Diabetes is a condition in which the body either doesn't produce enough insulin or doesn't use it correctly. Learn more in this video from Griffin Rodgers, MD, director of diabetes, digestive and kidney diseases for the National Institutes of Health.
Diabetes is a condition in which the body either produces too little insulin or doesn't use the insulin that it
produces correctly. There are two broad categories of diabetes in this country,
although there are some rare exceptions.
There is so-called type 1, diabetes formerly called juvenile diabetes, that occurs in individuals
whose body wages an autoimmune attack against the insulin-producing beta cells in the pancreas.
And over time, as that beta cell mass is loss, there's no longer insulin produced. And these individuals have problems with managing glucose
On the other hand, the vast majority of diabetes is so-called type 2 diabetes, what we used to call adult-onset diabetes.

_What to do:_
A - In the diabetes passage, what was type 2 diabetes formerly called?
B - Continue the diabetes passage from its last sentence.

_Data for analysis:_
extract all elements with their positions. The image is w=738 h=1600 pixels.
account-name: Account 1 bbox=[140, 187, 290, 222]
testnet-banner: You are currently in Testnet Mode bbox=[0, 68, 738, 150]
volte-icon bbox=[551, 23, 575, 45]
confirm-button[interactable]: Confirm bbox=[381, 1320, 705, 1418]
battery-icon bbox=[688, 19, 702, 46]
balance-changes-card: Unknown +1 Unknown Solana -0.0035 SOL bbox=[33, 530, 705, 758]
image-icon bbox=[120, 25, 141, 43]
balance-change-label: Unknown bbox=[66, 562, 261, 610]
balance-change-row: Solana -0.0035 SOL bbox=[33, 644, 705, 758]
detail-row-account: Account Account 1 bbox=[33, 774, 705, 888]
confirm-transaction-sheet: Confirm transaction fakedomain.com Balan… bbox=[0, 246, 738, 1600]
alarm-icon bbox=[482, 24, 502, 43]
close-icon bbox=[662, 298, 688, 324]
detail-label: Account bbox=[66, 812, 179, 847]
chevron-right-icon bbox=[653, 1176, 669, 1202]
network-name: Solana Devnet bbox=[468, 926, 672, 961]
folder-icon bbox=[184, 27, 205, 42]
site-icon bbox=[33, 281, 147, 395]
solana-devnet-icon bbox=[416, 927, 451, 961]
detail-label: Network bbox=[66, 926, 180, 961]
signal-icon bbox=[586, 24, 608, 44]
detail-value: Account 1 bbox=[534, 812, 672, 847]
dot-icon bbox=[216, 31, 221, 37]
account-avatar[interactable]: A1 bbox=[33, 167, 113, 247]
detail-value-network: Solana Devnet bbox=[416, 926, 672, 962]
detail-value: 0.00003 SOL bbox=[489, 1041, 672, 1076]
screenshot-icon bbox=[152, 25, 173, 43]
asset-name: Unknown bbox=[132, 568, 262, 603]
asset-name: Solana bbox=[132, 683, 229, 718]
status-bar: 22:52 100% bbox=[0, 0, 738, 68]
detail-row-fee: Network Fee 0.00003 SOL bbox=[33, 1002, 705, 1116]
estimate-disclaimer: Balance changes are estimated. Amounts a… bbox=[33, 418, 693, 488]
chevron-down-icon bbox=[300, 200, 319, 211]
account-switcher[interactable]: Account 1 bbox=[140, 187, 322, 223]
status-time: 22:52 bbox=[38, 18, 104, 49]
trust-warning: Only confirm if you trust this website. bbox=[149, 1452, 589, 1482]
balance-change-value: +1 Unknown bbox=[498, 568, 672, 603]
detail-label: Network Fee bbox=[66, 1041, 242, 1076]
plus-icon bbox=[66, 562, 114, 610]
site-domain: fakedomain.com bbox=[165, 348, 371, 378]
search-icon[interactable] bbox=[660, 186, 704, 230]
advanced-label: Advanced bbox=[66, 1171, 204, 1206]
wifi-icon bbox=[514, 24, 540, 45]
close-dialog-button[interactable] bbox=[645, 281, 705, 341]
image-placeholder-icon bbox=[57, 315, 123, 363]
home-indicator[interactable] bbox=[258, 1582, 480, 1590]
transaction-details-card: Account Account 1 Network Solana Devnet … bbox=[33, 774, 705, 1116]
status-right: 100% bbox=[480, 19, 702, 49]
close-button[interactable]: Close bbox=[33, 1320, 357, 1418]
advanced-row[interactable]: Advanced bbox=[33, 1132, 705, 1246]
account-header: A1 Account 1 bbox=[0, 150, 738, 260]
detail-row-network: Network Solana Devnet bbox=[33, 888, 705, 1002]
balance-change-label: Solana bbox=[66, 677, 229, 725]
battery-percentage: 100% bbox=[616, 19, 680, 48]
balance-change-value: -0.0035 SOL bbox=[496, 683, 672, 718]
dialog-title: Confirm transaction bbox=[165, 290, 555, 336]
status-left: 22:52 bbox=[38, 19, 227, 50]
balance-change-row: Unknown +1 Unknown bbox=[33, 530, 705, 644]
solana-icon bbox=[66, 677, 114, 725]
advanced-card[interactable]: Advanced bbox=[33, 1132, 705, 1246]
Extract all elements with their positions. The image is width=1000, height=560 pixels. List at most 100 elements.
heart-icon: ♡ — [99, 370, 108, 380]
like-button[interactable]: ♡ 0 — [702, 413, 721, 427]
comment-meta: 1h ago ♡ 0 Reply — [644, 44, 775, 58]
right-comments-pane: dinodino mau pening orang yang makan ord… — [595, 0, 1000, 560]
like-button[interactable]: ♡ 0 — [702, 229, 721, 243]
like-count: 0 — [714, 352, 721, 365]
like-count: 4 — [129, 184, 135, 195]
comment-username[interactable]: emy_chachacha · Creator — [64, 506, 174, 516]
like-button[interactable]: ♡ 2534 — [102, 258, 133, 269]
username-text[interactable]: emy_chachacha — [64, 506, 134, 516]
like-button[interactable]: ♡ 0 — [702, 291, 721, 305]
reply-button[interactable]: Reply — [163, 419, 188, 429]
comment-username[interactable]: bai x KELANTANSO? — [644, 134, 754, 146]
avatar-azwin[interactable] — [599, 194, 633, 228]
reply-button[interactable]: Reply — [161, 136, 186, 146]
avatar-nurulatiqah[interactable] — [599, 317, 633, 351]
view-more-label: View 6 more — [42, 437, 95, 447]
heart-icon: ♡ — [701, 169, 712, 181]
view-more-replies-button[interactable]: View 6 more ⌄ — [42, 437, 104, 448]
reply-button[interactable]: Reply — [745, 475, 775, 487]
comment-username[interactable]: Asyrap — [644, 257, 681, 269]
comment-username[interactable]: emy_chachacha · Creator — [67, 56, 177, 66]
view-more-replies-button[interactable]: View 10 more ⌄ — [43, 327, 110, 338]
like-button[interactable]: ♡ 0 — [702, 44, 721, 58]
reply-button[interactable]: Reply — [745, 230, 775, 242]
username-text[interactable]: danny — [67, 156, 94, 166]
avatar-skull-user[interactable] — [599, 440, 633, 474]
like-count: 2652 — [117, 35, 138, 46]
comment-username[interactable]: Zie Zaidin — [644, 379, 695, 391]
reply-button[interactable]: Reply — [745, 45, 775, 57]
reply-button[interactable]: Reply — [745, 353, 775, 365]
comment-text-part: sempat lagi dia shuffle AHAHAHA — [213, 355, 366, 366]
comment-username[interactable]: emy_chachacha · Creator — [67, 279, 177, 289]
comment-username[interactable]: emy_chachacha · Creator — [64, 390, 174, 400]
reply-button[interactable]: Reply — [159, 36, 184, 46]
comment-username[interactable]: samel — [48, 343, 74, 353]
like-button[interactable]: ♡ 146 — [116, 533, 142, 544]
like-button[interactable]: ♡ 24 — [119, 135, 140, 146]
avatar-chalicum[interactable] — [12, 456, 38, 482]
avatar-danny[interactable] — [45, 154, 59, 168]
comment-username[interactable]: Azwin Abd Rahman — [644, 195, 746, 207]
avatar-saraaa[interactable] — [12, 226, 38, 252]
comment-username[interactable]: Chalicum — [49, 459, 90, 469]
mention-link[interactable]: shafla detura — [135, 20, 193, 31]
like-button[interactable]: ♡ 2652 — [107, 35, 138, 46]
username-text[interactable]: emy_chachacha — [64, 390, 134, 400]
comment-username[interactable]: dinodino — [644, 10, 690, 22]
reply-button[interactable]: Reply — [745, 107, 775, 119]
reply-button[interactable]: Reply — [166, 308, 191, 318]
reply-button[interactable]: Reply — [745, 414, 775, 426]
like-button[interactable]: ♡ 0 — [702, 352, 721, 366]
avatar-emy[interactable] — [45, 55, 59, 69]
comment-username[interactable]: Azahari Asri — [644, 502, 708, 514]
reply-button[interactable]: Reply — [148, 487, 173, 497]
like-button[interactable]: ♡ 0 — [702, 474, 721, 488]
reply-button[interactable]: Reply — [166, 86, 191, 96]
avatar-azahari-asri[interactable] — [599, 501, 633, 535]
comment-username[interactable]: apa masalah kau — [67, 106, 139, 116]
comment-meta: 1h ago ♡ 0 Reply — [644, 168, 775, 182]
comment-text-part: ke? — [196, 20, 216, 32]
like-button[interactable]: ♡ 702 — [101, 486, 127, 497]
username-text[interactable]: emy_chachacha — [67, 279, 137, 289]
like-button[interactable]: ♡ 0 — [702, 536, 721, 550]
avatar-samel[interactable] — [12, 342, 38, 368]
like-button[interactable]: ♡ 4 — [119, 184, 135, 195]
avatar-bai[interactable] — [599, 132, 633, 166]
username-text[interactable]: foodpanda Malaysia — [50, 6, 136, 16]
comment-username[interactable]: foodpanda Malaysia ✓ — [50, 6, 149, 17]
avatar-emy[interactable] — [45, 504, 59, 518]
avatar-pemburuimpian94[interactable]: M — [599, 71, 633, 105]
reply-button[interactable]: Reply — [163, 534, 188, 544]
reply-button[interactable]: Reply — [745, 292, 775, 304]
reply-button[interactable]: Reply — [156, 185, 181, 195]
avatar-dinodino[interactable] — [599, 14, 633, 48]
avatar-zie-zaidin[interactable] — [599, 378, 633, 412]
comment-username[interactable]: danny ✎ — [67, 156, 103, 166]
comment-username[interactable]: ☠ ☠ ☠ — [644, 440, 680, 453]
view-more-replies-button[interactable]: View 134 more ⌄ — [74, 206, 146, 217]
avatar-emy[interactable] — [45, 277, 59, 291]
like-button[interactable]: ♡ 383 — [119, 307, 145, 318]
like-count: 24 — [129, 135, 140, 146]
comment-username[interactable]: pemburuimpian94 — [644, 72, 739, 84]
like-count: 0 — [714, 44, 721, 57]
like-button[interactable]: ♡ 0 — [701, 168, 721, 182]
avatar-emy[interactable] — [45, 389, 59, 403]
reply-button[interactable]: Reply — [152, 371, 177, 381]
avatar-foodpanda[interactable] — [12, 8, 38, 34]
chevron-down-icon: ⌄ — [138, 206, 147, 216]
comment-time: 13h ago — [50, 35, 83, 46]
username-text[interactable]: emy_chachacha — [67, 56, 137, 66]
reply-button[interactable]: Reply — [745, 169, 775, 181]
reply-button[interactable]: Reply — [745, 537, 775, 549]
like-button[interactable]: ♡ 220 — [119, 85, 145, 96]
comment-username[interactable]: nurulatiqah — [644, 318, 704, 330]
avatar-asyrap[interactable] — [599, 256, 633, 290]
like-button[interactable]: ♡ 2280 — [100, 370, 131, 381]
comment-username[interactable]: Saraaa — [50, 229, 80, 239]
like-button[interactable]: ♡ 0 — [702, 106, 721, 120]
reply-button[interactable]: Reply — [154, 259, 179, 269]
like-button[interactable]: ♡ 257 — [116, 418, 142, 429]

_Answers to the exercises:_
A - Adult-onset diabetes.

B -
And then, the body does make a sufficient amount of insulin. But the problem is that due to obesity
and other metabolic constraints, that insulin isn't used properly. In fact, the state of insulin resistance exists.
These patients often will require medications to either make the insulin that is produced, even a higher
level, to achieve metabolic control or perhaps use drugs that may improve the ability of insulin
to work effectively at its target tissues. But over time, they will require additional drugs.
And then, ultimately, most of them will require insulin therapy as well.